+++ MATERIAL +++

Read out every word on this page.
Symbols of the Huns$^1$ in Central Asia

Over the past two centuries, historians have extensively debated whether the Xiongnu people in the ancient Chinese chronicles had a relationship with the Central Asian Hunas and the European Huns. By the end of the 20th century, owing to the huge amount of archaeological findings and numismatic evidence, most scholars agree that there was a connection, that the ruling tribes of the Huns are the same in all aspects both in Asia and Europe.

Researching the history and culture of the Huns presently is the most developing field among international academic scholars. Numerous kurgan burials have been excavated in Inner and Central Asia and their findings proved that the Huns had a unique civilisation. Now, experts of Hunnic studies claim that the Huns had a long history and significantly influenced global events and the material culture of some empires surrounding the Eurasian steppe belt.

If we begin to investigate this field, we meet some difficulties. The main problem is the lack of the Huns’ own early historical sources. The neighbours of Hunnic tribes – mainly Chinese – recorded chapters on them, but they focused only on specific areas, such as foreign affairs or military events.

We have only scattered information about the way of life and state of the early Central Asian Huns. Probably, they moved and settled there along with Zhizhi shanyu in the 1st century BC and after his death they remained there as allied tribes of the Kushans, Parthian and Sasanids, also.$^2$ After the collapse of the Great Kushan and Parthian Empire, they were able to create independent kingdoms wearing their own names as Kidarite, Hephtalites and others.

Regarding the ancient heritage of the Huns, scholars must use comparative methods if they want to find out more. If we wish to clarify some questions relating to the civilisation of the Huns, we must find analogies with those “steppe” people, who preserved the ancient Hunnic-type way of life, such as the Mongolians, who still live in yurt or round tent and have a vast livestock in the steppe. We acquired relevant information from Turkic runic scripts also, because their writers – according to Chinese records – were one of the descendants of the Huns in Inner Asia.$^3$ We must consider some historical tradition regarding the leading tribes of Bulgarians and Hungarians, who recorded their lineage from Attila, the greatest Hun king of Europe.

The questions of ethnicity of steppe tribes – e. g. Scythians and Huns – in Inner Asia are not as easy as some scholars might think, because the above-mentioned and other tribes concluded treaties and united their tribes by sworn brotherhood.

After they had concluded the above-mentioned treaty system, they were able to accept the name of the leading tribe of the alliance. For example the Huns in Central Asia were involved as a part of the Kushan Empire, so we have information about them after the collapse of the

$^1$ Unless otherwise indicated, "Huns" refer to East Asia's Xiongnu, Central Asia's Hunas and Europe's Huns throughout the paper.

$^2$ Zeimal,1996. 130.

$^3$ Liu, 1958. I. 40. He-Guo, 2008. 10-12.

+++

GOAL — Every entry must be retyped in full, exactly as given.

ANSWER FOR THE TASK —
Read out every word on this page.
Symbols of the Huns$^1$ in Central Asia

Over the past two centuries, historians have extensively debated whether the Xiongnu people in the ancient Chinese chronicles had a relationship with the Central Asian Hunas and the European Huns. By the end of the 20th century, owing to the huge amount of archaeological findings and numismatic evidence, most scholars agree that there was a connection, that the ruling tribes of the Huns are the same in all aspects both in Asia and Europe.

Researching the history and culture of the Huns presently is the most developing field among international academic scholars. Numerous kurgan burials have been excavated in Inner and Central Asia and their findings proved that the Huns had a unique civilisation. Now, experts of Hunnic studies claim that the Huns had a long history and significantly influenced global events and the material culture of some empires surrounding the Eurasian steppe belt.

If we begin to investigate this field, we meet some difficulties. The main problem is the lack of the Huns’ own early historical sources. The neighbours of Hunnic tribes – mainly Chinese – recorded chapters on them, but they focused only on specific areas, such as foreign affairs or military events.

We have only scattered information about the way of life and state of the early Central Asian Huns. Probably, they moved and settled there along with Zhizhi shanyu in the 1st century BC and after his death they remained there as allied tribes of the Kushans, Parthian and Sasanids, also.$^2$ After the collapse of the Great Kushan and Parthian Empire, they were able to create independent kingdoms wearing their own names as Kidarite, Hephtalites and others.

Regarding the ancient heritage of the Huns, scholars must use comparative methods if they want to find out more. If we wish to clarify some questions relating to the civilisation of the Huns, we must find analogies with those “steppe” people, who preserved the ancient Hunnic-type way of life, such as the Mongolians, who still live in yurt or round tent and have a vast livestock in the steppe. We acquired relevant information from Turkic runic scripts also, because their writers – according to Chinese records – were one of the descendants of the Huns in Inner Asia.$^3$ We must consider some historical tradition regarding the leading tribes of Bulgarians and Hungarians, who recorded their lineage from Attila, the greatest Hun king of Europe.

The questions of ethnicity of steppe tribes – e. g. Scythians and Huns – in Inner Asia are not as easy as some scholars might think, because the above-mentioned and other tribes concluded treaties and united their tribes by sworn brotherhood.

After they had concluded the above-mentioned treaty system, they were able to accept the name of the leading tribe of the alliance. For example the Huns in Central Asia were involved as a part of the Kushan Empire, so we have information about them after the collapse of the

$^1$ Unless otherwise indicated, "Huns" refer to East Asia's Xiongnu, Central Asia's Hunas and Europe's Huns throughout the paper.

$^2$ Zeimal,1996. 130.

$^3$ Liu, 1958. I. 40. He-Guo, 2008. 10-12.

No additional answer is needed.